> _GOAL OF THE EXERCISE_
Each line that follows is to be retyped exactly.

> _DATA IN THIS EXERCISE_
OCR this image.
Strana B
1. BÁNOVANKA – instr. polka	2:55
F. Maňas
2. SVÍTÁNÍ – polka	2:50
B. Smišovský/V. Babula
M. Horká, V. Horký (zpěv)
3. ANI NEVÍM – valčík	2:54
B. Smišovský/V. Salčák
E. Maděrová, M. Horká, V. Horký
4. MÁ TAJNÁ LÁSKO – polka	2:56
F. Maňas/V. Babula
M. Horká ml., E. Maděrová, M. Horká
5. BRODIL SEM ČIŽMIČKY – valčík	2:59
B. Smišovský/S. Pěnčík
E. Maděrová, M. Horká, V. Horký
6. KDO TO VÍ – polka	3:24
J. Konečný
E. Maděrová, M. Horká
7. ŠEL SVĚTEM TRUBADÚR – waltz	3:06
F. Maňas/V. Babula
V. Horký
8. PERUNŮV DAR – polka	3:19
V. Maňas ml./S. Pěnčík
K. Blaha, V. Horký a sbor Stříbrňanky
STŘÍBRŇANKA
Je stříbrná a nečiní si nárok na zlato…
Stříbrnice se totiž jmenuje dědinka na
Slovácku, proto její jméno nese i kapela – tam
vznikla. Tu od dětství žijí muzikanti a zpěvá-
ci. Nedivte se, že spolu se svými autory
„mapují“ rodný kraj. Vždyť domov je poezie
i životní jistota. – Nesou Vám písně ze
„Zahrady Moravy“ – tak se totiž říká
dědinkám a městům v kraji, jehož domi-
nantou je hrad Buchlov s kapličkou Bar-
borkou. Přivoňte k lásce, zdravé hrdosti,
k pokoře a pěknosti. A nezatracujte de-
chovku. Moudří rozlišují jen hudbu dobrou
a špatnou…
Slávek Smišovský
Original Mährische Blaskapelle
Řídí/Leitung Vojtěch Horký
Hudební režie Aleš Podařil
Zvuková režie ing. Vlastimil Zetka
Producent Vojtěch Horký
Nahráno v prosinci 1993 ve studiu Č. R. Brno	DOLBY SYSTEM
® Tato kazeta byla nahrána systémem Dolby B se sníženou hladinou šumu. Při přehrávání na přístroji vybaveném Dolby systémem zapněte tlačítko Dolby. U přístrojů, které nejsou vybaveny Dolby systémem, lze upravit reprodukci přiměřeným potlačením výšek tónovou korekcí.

> _ANSWER_
OCR this image.
Strana B
1. BÁNOVANKA – instr. polka	2:55
F. Maňas
2. SVÍTÁNÍ – polka	2:50
B. Smišovský/V. Babula
M. Horká, V. Horký (zpěv)
3. ANI NEVÍM – valčík	2:54
B. Smišovský/V. Salčák
E. Maděrová, M. Horká, V. Horký
4. MÁ TAJNÁ LÁSKO – polka	2:56
F. Maňas/V. Babula
M. Horká ml., E. Maděrová, M. Horká
5. BRODIL SEM ČIŽMIČKY – valčík	2:59
B. Smišovský/S. Pěnčík
E. Maděrová, M. Horká, V. Horký
6. KDO TO VÍ – polka	3:24
J. Konečný
E. Maděrová, M. Horká
7. ŠEL SVĚTEM TRUBADÚR – waltz	3:06
F. Maňas/V. Babula
V. Horký
8. PERUNŮV DAR – polka	3:19
V. Maňas ml./S. Pěnčík
K. Blaha, V. Horký a sbor Stříbrňanky
STŘÍBRŇANKA
Je stříbrná a nečiní si nárok na zlato…
Stříbrnice se totiž jmenuje dědinka na
Slovácku, proto její jméno nese i kapela – tam
vznikla. Tu od dětství žijí muzikanti a zpěvá-
ci. Nedivte se, že spolu se svými autory
„mapují“ rodný kraj. Vždyť domov je poezie
i životní jistota. – Nesou Vám písně ze
„Zahrady Moravy“ – tak se totiž říká
dědinkám a městům v kraji, jehož domi-
nantou je hrad Buchlov s kapličkou Bar-
borkou. Přivoňte k lásce, zdravé hrdosti,
k pokoře a pěknosti. A nezatracujte de-
chovku. Moudří rozlišují jen hudbu dobrou
a špatnou…
Slávek Smišovský
Original Mährische Blaskapelle
Řídí/Leitung Vojtěch Horký
Hudební režie Aleš Podařil
Zvuková režie ing. Vlastimil Zetka
Producent Vojtěch Horký
Nahráno v prosinci 1993 ve studiu Č. R. Brno	DOLBY SYSTEM
® Tato kazeta byla nahrána systémem Dolby B se sníženou hladinou šumu. Při přehrávání na přístroji vybaveném Dolby systémem zapněte tlačítko Dolby. U přístrojů, které nejsou vybaveny Dolby systémem, lze upravit reprodukci přiměřeným potlačením výšek tónovou korekcí.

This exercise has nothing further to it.